**Input**.
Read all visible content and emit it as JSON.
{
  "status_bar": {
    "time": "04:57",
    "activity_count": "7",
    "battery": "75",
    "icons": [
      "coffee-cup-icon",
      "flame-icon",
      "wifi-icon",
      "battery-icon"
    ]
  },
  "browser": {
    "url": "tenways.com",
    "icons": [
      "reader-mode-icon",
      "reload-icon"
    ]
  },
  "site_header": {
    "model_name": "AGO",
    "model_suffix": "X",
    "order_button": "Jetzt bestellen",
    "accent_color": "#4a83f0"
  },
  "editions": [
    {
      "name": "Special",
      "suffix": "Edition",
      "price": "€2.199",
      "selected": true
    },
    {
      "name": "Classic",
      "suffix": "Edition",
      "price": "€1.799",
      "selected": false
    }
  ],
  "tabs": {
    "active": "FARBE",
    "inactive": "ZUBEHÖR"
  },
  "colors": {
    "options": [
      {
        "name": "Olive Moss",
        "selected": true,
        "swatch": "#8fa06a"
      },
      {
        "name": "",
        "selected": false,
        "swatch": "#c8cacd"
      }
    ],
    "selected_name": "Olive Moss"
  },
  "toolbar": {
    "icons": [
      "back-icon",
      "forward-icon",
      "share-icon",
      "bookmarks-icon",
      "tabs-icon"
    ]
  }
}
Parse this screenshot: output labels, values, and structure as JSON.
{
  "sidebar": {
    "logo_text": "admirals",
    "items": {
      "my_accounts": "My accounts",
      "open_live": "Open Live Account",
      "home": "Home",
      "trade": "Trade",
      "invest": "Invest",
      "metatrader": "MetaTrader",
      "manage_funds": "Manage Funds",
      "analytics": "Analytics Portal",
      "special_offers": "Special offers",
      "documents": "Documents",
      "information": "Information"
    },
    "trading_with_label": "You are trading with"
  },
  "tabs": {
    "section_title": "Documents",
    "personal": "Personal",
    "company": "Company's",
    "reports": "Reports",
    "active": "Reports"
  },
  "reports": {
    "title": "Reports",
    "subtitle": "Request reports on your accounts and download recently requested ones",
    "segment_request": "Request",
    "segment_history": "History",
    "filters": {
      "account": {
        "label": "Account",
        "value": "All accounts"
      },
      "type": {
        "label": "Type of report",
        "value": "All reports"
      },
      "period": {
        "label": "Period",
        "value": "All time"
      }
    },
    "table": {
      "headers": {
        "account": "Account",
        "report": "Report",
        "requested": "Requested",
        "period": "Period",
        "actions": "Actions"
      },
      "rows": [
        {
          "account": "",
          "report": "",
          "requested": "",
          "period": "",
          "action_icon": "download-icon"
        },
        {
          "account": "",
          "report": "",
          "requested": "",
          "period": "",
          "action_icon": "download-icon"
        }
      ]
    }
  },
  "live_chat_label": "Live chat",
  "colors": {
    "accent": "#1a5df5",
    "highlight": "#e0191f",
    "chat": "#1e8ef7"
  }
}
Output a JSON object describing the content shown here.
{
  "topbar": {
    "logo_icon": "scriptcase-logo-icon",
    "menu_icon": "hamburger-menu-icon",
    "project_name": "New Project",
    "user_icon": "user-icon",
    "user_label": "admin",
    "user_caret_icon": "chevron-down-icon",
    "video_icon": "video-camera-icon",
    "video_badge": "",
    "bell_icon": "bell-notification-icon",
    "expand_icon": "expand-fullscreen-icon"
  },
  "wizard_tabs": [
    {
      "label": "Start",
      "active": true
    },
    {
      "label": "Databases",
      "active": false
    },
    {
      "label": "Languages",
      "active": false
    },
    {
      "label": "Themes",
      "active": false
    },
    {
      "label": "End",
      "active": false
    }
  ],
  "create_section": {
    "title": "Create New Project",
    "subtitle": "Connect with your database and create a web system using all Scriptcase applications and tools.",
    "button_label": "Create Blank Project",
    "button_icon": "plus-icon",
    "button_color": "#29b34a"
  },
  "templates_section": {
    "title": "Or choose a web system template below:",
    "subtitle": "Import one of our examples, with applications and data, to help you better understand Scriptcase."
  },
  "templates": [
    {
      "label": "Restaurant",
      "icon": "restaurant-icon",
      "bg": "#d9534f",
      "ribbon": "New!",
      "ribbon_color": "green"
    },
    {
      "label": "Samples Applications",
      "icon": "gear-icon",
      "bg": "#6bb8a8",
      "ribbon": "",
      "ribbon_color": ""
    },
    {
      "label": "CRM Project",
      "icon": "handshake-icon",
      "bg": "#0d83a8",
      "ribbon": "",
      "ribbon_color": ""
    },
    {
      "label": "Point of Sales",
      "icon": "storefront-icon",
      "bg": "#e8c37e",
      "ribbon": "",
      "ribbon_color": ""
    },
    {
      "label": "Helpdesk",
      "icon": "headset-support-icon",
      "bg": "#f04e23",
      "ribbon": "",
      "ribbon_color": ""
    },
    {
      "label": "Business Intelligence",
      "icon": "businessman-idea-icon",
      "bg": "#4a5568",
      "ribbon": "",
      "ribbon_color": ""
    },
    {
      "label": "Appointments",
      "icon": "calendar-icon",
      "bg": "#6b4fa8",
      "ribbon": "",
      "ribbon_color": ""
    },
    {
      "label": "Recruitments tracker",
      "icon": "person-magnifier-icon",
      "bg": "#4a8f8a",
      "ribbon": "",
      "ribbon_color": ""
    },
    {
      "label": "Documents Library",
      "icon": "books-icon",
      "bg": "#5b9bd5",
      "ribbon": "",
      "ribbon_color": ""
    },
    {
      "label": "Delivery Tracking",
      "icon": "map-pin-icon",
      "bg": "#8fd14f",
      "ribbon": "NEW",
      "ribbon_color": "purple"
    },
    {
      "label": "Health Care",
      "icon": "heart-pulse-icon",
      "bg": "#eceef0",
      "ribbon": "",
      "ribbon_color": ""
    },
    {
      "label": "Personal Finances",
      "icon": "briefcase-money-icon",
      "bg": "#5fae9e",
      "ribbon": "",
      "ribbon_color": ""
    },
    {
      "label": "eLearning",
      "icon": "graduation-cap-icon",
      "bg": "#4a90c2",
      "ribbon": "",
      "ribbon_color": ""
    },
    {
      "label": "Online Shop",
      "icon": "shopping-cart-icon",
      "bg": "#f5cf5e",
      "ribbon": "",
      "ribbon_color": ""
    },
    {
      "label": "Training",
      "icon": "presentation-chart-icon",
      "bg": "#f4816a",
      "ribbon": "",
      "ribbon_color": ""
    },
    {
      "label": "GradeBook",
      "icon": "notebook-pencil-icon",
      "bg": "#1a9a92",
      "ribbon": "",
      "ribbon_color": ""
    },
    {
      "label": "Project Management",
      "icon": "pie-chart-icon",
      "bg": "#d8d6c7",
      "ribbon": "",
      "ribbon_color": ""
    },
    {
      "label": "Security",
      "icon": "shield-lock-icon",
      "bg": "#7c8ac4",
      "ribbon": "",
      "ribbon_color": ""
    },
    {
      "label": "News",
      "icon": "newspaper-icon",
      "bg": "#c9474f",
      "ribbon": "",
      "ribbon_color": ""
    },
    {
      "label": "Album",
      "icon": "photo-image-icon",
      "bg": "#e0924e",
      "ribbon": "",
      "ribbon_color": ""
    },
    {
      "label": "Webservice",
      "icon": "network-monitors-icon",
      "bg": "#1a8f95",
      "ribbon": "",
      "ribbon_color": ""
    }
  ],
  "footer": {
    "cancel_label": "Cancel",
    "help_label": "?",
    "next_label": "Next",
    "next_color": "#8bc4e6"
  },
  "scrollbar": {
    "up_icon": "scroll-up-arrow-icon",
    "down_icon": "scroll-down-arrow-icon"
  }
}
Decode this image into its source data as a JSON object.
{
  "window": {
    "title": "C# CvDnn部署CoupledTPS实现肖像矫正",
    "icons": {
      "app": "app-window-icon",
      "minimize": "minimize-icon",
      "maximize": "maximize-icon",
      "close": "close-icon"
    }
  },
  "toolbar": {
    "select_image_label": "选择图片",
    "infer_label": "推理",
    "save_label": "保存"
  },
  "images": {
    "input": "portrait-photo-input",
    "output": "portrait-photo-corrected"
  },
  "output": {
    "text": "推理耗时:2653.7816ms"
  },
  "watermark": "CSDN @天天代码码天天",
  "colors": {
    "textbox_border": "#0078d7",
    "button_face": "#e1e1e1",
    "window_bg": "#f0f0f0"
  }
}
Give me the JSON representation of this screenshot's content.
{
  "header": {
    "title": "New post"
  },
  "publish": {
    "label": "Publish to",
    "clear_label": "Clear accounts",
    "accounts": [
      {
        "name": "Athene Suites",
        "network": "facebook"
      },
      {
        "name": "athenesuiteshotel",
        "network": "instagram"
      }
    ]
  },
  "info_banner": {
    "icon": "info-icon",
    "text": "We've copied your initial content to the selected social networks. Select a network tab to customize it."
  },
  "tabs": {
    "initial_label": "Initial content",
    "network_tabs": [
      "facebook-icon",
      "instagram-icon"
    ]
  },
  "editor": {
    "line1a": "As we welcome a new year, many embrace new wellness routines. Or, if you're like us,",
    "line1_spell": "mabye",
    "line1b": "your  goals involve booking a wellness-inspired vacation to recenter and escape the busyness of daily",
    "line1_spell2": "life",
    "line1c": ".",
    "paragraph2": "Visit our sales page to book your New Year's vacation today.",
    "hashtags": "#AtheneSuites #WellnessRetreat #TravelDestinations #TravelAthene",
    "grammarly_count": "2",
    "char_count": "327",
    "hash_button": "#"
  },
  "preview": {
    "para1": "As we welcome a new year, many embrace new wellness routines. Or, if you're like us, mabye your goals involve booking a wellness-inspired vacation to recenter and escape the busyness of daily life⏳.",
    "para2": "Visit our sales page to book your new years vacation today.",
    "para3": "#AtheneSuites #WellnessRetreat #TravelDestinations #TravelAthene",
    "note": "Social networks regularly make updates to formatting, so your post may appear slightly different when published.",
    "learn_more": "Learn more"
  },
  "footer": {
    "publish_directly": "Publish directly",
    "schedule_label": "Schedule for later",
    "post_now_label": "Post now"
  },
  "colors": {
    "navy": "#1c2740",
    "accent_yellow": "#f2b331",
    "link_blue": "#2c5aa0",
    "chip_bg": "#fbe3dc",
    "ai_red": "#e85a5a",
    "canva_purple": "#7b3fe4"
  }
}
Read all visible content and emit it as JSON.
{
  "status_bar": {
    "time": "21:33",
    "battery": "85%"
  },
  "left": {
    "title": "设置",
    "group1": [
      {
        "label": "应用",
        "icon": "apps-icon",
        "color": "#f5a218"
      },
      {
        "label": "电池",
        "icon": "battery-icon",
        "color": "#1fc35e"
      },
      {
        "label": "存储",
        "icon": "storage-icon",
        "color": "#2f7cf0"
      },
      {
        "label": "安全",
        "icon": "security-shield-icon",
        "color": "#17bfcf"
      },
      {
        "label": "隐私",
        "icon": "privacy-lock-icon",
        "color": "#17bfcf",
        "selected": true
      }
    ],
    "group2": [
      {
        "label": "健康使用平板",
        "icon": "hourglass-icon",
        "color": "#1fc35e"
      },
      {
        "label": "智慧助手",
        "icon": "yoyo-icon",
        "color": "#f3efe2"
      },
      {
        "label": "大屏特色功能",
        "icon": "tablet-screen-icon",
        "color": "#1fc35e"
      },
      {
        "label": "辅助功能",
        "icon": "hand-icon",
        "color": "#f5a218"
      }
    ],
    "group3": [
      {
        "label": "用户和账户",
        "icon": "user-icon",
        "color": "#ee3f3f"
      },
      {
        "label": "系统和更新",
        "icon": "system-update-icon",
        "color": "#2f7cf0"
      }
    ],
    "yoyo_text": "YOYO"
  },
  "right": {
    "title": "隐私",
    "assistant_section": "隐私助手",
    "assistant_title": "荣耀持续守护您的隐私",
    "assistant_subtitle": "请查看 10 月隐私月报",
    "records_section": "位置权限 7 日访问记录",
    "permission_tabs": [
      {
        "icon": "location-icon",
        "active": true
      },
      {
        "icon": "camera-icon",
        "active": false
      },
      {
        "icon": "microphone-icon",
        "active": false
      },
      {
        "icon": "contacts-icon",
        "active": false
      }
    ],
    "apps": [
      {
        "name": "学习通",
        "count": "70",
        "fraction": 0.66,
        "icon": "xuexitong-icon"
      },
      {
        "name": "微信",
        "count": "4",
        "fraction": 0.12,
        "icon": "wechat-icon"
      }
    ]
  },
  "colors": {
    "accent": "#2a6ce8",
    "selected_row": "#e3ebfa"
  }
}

**To be done**.
Using the listing above, show each line holding the string "many".

**Task result**.
    "line1a": "As we welcome a new year, many embrace new wellness routines. Or, if you're like us,",
    "para1": "As we welcome a new year, many embrace new wellness routines. Or, if you're like us, mabye your goals involve booking a wellness-inspired vacation to recenter and escape the busyness of daily life⏳.",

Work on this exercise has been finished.